-- BEGIN Data excerpts --

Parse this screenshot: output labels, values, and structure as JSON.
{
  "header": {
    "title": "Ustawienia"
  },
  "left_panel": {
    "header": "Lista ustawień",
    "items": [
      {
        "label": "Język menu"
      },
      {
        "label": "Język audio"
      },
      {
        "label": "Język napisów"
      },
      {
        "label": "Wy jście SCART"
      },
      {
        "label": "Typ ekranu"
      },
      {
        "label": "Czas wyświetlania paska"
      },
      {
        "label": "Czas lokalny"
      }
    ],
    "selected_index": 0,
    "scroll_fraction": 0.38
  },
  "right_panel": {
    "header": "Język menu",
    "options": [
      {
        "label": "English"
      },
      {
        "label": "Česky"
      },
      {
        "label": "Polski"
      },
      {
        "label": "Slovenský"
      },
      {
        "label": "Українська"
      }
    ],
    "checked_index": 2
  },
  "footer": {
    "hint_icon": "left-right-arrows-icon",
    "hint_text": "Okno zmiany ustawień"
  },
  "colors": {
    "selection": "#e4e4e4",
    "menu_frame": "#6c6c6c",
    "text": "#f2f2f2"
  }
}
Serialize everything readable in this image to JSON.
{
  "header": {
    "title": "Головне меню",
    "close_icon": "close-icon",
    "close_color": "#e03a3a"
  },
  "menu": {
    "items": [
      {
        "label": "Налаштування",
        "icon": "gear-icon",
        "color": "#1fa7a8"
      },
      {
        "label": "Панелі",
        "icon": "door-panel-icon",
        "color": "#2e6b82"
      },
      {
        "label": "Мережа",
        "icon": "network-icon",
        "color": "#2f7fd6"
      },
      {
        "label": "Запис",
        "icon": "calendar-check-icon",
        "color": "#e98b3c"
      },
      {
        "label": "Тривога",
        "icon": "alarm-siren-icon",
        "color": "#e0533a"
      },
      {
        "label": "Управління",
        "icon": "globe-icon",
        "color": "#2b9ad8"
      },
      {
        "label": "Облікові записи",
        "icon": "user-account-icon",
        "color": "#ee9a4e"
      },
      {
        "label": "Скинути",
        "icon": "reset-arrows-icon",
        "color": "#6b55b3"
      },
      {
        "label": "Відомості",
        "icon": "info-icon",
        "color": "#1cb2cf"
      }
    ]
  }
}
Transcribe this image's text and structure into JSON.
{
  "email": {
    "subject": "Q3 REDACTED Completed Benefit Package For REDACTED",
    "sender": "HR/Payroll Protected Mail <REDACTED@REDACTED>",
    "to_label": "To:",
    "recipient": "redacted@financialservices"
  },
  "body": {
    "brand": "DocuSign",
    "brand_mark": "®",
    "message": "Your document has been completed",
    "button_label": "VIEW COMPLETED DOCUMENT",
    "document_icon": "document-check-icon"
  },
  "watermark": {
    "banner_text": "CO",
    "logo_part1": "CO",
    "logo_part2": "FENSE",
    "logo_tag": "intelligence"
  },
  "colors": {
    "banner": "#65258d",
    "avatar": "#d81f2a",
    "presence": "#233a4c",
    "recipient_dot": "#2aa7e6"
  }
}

-- END Data excerpts --

_What to produce_.
Your answer should be a single number: how many lines of the material contain the word "structure".

_Finished task_.
2